**EXERCISE DIRECTIONS**. Show each line that has the string "dotx" in it.
═════ EXERCISE DATA ═════
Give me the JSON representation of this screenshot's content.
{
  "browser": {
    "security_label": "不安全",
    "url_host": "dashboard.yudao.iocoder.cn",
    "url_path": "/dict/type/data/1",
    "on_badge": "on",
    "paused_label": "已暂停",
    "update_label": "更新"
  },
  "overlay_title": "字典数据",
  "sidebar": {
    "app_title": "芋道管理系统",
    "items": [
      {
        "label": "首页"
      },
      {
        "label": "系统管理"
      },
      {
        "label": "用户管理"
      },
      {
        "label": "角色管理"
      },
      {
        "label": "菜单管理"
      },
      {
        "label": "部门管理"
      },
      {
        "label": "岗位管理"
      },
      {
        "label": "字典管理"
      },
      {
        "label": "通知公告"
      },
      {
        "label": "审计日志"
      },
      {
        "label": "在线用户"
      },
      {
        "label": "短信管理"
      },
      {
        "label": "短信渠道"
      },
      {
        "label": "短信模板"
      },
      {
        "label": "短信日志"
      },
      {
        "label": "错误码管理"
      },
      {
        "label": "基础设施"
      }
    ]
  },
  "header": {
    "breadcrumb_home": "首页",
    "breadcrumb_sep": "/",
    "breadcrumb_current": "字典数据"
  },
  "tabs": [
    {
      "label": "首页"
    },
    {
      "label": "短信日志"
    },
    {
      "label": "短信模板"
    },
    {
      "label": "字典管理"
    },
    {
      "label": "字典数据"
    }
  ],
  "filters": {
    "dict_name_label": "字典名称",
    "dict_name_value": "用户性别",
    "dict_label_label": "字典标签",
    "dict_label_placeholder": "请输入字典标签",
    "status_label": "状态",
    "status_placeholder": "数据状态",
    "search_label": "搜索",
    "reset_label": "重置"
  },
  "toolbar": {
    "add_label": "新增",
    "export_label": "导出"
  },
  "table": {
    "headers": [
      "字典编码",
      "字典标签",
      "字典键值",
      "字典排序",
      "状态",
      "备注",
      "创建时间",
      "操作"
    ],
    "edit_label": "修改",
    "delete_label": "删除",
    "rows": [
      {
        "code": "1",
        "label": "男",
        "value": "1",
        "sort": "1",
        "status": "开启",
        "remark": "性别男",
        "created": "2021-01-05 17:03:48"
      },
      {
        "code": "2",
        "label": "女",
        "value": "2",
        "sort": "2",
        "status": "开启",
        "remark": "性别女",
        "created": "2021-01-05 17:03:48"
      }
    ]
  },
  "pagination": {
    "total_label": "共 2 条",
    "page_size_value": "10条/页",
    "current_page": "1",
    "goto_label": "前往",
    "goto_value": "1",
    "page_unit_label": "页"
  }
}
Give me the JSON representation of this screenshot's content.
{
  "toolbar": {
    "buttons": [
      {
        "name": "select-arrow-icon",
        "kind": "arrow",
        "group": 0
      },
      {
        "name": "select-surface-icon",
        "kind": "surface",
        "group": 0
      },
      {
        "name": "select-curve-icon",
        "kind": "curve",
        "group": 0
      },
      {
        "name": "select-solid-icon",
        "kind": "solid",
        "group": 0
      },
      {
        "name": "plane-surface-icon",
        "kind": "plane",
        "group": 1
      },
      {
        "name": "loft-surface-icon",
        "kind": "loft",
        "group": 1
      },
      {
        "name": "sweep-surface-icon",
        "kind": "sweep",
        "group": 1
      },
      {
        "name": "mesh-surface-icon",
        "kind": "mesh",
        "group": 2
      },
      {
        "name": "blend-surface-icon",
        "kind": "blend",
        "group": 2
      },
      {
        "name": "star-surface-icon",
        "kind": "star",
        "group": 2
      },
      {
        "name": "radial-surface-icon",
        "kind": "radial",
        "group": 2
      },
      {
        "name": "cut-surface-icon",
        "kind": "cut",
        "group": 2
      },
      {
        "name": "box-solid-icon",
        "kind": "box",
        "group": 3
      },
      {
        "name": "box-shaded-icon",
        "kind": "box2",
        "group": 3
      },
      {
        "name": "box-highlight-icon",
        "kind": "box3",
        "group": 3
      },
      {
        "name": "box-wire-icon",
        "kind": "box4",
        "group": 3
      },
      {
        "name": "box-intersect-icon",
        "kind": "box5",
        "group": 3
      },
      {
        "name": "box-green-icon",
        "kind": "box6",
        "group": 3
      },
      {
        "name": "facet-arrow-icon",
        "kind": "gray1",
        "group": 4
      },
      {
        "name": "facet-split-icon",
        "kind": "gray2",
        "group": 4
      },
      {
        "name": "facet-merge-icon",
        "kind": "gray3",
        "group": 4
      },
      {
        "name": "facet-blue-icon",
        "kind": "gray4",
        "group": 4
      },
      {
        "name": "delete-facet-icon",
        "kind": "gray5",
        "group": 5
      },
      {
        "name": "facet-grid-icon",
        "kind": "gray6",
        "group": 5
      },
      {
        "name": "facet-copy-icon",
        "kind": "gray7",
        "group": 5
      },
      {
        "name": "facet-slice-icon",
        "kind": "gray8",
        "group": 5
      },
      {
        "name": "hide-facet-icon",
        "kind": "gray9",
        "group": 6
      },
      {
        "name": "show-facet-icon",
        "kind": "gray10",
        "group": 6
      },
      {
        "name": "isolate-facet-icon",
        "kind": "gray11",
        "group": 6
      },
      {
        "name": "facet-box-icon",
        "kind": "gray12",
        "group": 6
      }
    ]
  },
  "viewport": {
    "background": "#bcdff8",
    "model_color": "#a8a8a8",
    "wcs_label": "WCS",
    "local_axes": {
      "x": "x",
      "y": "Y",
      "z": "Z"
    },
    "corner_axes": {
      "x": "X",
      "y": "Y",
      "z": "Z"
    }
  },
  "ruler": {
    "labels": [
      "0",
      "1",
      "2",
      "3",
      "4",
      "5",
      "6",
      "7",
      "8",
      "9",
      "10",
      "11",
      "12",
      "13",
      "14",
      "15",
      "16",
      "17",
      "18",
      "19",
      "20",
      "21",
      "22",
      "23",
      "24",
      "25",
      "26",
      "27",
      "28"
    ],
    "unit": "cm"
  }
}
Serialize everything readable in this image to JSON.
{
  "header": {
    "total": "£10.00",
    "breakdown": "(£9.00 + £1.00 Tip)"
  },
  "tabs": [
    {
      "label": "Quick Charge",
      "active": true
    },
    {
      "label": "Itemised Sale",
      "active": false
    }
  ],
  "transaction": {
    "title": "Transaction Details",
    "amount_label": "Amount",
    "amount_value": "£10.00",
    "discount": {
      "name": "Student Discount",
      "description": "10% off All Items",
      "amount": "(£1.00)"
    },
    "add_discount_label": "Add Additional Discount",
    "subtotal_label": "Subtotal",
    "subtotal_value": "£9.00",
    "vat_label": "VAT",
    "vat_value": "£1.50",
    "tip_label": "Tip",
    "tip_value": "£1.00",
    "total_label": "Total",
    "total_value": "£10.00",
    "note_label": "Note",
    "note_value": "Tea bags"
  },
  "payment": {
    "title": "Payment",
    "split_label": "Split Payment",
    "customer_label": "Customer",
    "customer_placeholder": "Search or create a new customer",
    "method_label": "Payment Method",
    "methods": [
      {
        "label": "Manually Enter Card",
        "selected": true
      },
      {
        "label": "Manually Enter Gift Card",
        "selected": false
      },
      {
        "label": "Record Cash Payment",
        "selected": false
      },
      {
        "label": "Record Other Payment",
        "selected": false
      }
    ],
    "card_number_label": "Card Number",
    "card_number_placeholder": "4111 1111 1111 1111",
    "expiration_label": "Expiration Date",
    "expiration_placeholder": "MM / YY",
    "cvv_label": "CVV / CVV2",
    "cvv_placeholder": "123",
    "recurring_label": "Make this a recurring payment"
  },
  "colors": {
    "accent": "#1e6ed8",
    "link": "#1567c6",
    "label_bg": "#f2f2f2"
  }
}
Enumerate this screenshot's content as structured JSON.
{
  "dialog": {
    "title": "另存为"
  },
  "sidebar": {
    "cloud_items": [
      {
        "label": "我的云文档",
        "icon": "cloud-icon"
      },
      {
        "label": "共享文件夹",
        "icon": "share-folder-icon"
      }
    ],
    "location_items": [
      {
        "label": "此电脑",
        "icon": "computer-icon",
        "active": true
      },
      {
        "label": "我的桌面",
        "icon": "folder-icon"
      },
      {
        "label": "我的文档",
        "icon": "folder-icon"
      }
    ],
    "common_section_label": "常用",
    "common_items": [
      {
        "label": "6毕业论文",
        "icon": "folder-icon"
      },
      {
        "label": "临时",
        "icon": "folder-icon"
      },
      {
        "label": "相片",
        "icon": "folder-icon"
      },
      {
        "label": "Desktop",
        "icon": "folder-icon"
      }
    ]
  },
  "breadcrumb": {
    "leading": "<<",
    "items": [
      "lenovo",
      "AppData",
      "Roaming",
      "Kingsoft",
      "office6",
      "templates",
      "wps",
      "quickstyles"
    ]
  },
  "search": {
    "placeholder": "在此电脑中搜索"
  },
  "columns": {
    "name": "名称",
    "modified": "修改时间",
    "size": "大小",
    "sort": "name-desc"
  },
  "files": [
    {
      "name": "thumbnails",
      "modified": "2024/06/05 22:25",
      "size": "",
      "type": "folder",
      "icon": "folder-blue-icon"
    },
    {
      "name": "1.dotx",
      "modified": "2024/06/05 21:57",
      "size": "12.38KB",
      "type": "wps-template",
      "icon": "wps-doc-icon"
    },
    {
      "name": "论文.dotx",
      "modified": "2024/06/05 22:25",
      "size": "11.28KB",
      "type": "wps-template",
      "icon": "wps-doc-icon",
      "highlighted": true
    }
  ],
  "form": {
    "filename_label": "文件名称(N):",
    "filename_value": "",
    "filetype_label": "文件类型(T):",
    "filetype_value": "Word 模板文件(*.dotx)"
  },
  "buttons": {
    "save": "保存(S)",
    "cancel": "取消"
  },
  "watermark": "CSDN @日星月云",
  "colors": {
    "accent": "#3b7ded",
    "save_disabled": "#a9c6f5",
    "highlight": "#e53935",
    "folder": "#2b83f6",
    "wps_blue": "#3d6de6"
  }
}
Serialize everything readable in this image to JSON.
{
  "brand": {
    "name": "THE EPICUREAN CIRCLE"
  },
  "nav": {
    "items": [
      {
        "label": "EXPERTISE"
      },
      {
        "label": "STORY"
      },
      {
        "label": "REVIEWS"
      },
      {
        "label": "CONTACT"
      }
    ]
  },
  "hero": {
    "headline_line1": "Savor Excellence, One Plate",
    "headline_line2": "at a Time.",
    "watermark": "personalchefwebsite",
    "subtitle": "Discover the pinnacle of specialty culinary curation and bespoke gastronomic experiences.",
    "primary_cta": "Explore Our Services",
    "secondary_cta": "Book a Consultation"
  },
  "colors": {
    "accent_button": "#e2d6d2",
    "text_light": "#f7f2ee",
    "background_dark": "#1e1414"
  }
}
═════
**RESPONSE TO THE TASK**.
      "name": "1.dotx",
      "name": "论文.dotx",
    "filetype_value": "Word 模板文件(*.dotx)"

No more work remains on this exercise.